But we don’t get to rest in this comfort very long before it’s all blown out of the water. We’ve got trumpets sounding and angels and archangels descending…dead people rising, Jesus coming like a thief in the night…people crying out as if in childbirth… I don’t know about you, but that’s not very comforting.
One of the worst things I ever did as a young man was watch A Thief In The Night. This is the story of Patty Jo Myers, who thinks of herself as a Christian, but suddenly encounters a world gone crazy. Her husband and Christian friends have all disappeared and there’s a massive world government building up and people have to have the “mark of the beast” tattooed on their bodies…It turns out that Jesus has taken all of his real friends to heaven and the others are left behind with the antichrist. If you’re too young for that, maybe you know something of the Left Behind series of books and movies. If you don’t know that, then think of I Am Legend or Outbreak or The Day After Tomorrow or Fail-Safe…Just about every “end of the world” story that you know is written in one way or another to scare the living daylights out of you.
Look at what Paul is saying here. He doesn’t know how Jesus is coming back, and he doesn’t know when. How could he? But he knows what is going to happen: Jesus will establish his reign and rule for eternity. And he knows why it is going to happen: because “God has not destined us for wrath, but to obtain salvation”. And most importantly, Paul knows that it is going to happen.
And, interestingly enough, when Paul is talking about all of this, he is not saying, “Look, do you see this stuff that’s coming down? You better hurry up and shape up…” He says, “You are children of light.” He doesn’t say, “try to become children of light” or “convince your friends to be children of light”. He says, “you are sons of the light and sons of the day…” This is not a threat that if we don’t all of a sudden change who we are, the returning Jesus is going to get even crankier. It’s a plea for us to live as who we are. “You are children of the day”, he says, “So there’s no need to act like you can’t see. Live into the life that God has given to you.”
And at this point, maybe you find yourself stretched to the point of incredulity. You’ve been polite for fifteen minutes, but really, this is getting out of hand. I mean, it sounds like I’m up here telling you a fairy tale, doesn’t it? Trumpets? People flying around the sky, wearing togas or something? Clouds and angels?
Listen: Paul is not writing a documentary here. The point of this passage is not to convince us of some sort of spectacular event, or cosmic fireworks, or heavenly reality show.
This is an outburst of praise and encouragement describing one way to see what Paul and the church believe to be about the most amazing and encouraging truths of all time: Christ has died. Christ has risen. Christ will come again.
That is, the church has said for two thousand years, the mystery of faith: Christ has died. Christ has risen. Christ will come again.
That is the lens through which everything in your life and in my life needs to be viewed: That Christ has died. Christ has risen. Christ will come again.
Because if that is true, thanks be to God, then my life can have meaning, direction, and purpose.

Source records:
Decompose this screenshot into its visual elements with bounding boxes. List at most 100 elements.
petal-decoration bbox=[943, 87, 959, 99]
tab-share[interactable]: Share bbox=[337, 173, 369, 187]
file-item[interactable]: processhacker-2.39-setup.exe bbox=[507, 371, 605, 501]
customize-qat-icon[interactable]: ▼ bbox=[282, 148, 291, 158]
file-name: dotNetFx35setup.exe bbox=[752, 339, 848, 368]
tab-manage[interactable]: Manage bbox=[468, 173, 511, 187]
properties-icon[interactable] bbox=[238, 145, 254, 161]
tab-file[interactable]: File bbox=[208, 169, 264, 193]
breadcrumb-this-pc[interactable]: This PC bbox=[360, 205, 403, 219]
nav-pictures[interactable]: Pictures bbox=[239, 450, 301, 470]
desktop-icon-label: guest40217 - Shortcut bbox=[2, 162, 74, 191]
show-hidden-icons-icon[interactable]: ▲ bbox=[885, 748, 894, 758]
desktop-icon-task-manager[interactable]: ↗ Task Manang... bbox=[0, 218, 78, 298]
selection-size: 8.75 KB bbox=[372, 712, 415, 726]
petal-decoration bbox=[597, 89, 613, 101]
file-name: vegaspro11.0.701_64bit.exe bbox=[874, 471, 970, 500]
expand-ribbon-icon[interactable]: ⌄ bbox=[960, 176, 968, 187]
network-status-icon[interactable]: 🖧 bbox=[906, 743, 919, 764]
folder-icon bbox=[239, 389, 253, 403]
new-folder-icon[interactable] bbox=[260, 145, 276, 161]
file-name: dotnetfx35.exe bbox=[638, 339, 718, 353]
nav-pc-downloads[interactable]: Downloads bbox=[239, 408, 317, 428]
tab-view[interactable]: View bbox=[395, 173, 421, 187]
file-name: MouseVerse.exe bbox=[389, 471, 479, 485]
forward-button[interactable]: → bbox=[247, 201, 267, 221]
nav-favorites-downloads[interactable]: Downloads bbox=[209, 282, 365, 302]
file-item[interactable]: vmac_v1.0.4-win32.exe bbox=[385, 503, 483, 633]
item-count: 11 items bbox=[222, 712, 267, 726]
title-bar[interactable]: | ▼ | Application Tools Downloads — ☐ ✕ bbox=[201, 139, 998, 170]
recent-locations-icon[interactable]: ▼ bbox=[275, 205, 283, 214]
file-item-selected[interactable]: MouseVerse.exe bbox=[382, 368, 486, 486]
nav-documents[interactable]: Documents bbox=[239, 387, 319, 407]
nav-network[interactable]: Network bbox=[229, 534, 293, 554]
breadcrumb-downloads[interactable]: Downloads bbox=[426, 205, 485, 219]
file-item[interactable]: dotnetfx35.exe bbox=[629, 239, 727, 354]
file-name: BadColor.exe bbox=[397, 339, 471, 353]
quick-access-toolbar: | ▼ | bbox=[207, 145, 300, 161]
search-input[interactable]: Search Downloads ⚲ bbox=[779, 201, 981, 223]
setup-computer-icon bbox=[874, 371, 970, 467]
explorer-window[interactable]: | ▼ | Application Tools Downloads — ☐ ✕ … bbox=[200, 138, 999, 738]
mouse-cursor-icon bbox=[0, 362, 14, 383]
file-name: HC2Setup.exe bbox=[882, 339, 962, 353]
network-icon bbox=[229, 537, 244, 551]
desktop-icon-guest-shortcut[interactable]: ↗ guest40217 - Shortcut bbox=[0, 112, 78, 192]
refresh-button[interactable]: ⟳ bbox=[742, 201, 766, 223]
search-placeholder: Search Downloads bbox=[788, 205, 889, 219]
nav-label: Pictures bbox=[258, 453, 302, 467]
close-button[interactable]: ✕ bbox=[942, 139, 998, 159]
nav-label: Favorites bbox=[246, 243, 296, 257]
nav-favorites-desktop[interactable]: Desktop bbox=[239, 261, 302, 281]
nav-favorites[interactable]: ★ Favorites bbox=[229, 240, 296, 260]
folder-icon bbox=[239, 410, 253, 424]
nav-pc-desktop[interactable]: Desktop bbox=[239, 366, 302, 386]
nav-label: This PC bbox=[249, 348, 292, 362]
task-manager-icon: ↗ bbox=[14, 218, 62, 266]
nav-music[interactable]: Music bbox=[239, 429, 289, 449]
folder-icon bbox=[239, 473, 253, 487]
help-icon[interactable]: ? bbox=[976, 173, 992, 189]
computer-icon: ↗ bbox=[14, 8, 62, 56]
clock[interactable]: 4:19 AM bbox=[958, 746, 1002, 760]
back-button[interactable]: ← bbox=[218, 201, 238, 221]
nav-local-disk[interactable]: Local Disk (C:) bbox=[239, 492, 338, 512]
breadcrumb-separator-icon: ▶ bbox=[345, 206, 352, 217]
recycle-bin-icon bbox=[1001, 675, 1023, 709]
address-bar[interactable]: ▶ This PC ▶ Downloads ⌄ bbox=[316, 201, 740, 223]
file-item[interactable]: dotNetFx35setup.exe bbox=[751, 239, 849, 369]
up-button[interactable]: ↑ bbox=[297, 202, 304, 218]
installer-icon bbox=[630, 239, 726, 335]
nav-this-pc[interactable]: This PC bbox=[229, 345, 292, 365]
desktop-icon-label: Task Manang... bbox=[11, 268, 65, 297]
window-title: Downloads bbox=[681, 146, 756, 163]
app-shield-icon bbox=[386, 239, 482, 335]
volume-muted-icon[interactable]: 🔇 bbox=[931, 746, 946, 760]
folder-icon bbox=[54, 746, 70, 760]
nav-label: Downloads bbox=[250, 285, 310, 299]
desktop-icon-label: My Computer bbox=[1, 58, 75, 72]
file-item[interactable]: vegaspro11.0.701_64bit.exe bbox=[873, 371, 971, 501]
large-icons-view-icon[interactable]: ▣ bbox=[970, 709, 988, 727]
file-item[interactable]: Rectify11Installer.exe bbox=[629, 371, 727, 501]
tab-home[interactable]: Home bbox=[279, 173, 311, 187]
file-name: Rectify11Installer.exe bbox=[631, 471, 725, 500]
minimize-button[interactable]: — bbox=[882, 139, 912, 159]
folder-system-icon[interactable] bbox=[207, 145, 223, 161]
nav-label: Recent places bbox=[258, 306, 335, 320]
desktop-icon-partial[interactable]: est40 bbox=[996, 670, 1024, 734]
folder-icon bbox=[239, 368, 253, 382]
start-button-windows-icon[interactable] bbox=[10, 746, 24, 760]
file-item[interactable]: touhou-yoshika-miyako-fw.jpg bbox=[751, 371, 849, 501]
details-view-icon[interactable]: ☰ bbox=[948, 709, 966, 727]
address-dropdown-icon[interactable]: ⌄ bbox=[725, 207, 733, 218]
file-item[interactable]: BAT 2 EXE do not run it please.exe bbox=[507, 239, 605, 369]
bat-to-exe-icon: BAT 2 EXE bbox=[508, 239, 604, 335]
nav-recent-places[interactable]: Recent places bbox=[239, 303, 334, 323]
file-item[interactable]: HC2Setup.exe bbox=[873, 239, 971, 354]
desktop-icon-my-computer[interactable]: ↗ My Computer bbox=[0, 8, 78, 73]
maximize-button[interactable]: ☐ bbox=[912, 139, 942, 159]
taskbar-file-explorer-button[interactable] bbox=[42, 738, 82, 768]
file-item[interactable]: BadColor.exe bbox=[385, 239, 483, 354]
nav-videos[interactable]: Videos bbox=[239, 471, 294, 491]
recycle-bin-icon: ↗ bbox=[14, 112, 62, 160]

REQUIRED ACTION
Rewrite the part of the excerpt starting at "Listen: Paul is" and ending at "direction, and purpose.", with "documentary" changed to "history lesson".

OUTPUT FOR THIS TASK
Listen: Paul is not writing a history lesson here. The point of this passage is not to convince us of some sort of spectacular event, or cosmic fireworks, or heavenly reality show.
This is an outburst of praise and encouragement describing one way to see what Paul and the church believe to be about the most amazing and encouraging truths of all time: Christ has died. Christ has risen. Christ will come again.
That is, the church has said for two thousand years, the mystery of faith: Christ has died. Christ has risen. Christ will come again.
That is the lens through which everything in your life and in my life needs to be viewed: That Christ has died. Christ has risen. Christ will come again.
Because if that is true, thanks be to God, then my life can have meaning, direction, and purpose.